* The problem: Locate the word "改善环境" in the entries below, then gather every line that holds it.

[Extracted data entries]
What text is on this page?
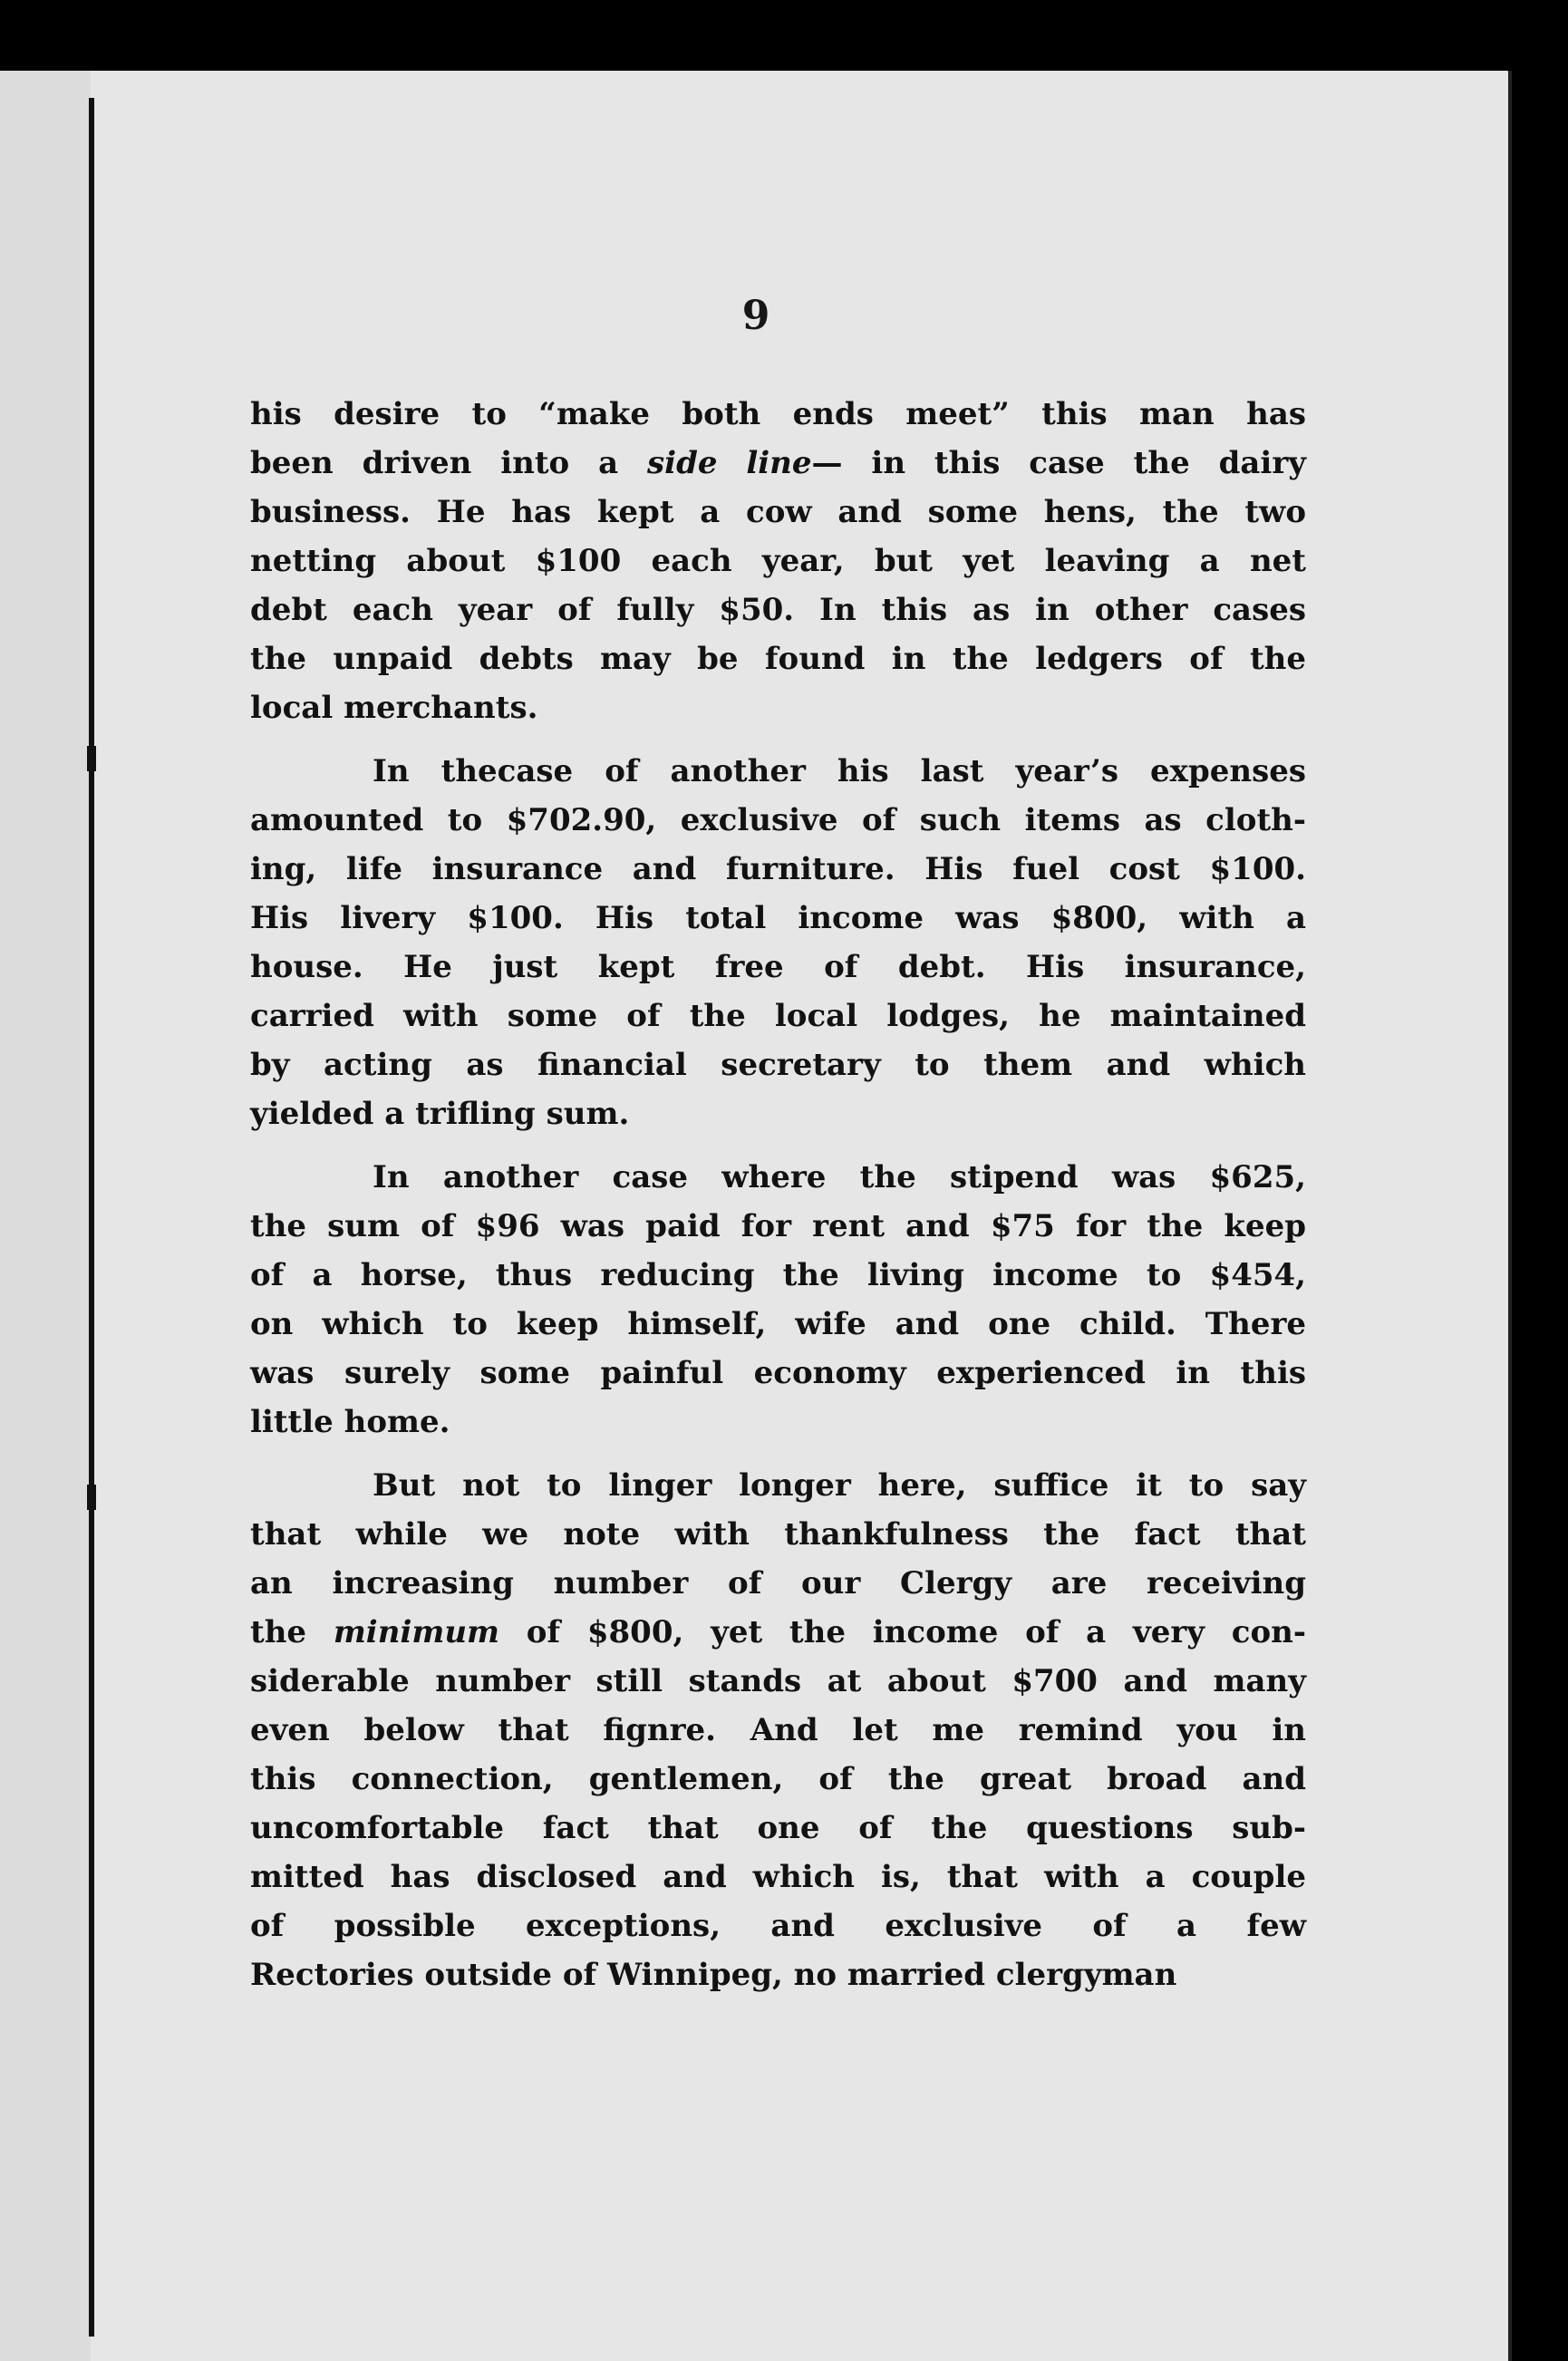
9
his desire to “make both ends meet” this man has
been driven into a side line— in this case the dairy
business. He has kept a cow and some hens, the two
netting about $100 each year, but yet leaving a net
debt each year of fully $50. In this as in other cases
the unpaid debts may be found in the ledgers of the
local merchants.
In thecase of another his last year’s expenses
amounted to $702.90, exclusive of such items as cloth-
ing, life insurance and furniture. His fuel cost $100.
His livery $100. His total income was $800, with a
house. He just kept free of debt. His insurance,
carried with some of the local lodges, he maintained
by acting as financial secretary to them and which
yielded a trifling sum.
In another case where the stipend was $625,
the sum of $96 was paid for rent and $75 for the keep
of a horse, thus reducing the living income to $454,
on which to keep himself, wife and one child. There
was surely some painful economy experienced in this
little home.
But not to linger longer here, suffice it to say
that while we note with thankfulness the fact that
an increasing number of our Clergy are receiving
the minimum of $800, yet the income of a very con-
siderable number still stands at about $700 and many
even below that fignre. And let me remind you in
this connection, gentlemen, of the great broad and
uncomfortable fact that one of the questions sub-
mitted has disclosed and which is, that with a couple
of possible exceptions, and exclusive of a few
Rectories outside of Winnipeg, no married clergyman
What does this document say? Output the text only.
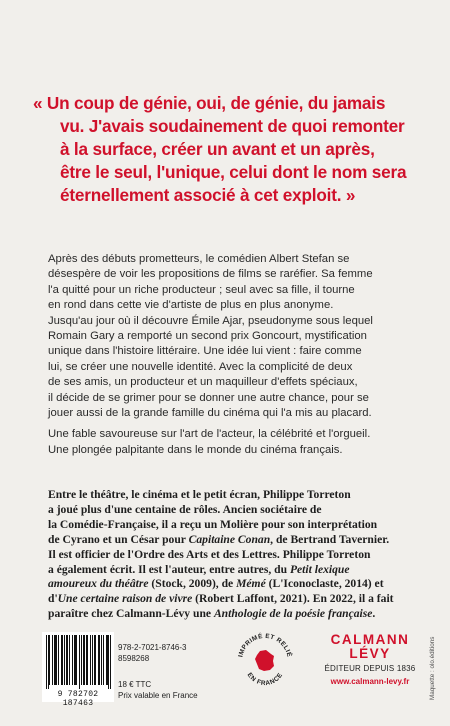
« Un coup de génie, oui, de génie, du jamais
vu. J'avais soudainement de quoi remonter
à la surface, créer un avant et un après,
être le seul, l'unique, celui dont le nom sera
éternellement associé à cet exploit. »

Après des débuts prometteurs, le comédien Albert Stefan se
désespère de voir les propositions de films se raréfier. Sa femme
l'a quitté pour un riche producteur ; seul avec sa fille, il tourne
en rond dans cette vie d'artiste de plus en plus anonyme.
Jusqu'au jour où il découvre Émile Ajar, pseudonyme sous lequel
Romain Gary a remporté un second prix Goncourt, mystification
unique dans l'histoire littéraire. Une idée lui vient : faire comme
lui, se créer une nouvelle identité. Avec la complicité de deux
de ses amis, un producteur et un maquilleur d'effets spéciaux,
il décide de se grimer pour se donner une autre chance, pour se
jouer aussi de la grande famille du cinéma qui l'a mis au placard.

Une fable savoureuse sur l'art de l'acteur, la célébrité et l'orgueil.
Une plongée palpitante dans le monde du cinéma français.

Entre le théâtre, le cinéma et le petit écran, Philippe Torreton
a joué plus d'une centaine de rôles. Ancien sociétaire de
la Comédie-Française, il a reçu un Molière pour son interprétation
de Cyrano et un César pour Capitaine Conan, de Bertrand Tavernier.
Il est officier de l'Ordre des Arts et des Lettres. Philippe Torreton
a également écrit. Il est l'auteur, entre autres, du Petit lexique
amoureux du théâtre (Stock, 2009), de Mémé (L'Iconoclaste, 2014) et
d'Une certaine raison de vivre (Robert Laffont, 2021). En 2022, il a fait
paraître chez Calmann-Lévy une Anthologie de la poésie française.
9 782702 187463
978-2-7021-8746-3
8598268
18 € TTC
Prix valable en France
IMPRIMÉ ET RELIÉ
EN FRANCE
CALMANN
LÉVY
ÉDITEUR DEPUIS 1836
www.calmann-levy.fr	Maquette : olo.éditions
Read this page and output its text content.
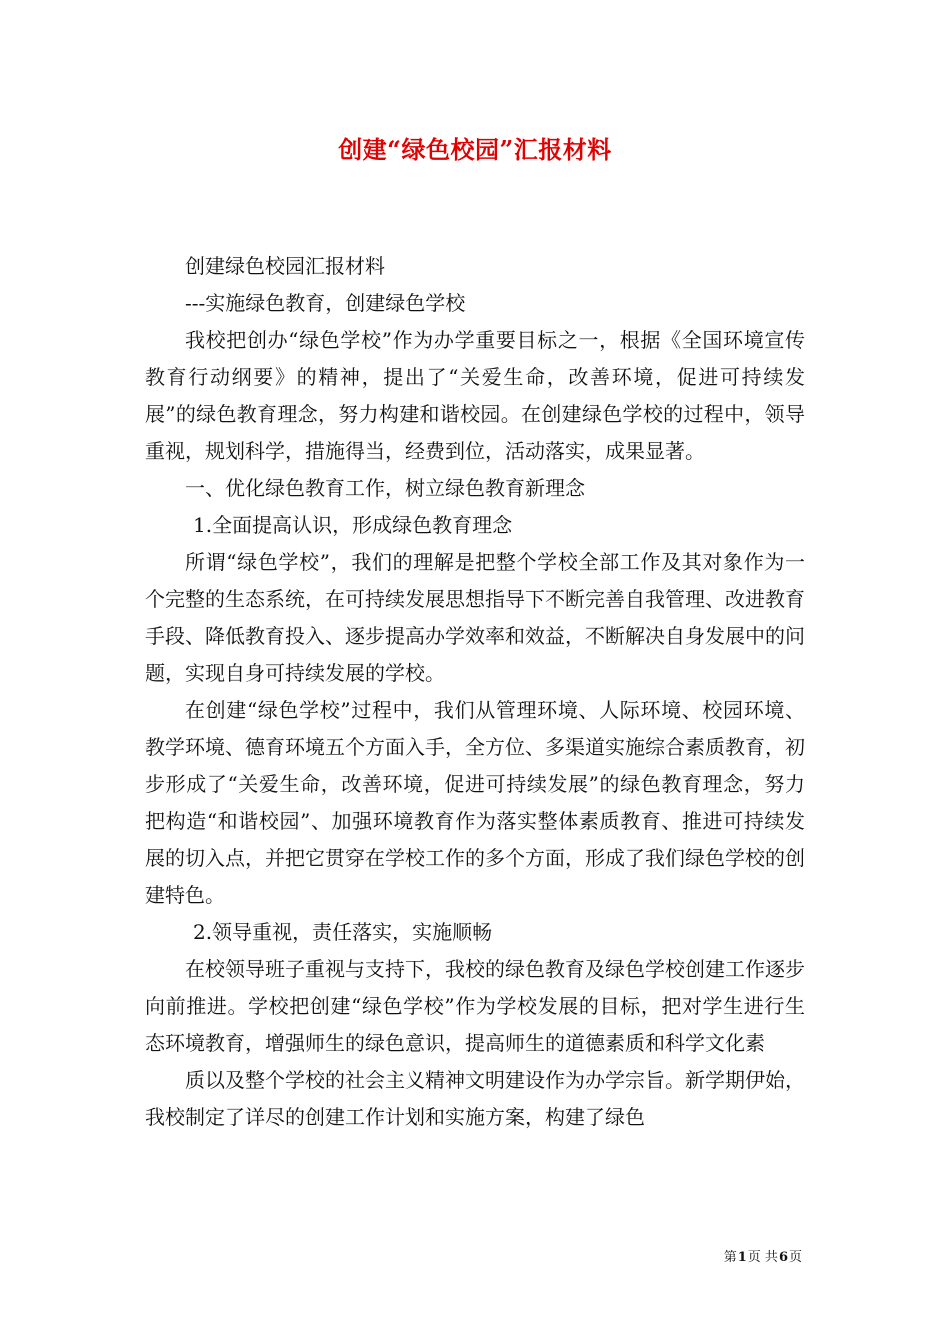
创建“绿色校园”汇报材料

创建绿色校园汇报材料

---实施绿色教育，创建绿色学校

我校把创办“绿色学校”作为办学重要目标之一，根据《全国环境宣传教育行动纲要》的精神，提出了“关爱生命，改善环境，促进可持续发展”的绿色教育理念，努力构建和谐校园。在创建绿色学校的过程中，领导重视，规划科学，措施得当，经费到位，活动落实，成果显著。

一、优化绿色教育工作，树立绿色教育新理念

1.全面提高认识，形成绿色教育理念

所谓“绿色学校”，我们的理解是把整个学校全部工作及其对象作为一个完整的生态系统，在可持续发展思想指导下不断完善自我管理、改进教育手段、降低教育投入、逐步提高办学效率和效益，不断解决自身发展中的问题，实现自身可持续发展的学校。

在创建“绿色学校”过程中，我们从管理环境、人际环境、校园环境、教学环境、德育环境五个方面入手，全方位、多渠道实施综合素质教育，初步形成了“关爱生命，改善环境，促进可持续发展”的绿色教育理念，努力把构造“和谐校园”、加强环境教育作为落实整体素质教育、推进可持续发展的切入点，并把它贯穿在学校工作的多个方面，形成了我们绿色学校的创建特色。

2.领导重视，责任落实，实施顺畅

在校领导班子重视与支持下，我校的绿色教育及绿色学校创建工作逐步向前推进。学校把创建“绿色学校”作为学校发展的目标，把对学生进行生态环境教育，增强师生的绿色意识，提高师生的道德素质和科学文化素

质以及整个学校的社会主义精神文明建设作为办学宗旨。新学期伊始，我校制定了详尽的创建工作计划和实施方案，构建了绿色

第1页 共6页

* Finished task:
我校把创办“绿色学校”作为办学重要目标之一，根据《全国环境宣传教育行动纲要》的精神，提出了“关爱生命，改善环境，促进可持续发展”的绿色教育理念，努力构建和谐校园。在创建绿色学校的过程中，领导重视，规划科学，措施得当，经费到位，活动落实，成果显著。
在创建“绿色学校”过程中，我们从管理环境、人际环境、校园环境、教学环境、德育环境五个方面入手，全方位、多渠道实施综合素质教育，初步形成了“关爱生命，改善环境，促进可持续发展”的绿色教育理念，努力把构造“和谐校园”、加强环境教育作为落实整体素质教育、推进可持续发展的切入点，并把它贯穿在学校工作的多个方面，形成了我们绿色学校的创建特色。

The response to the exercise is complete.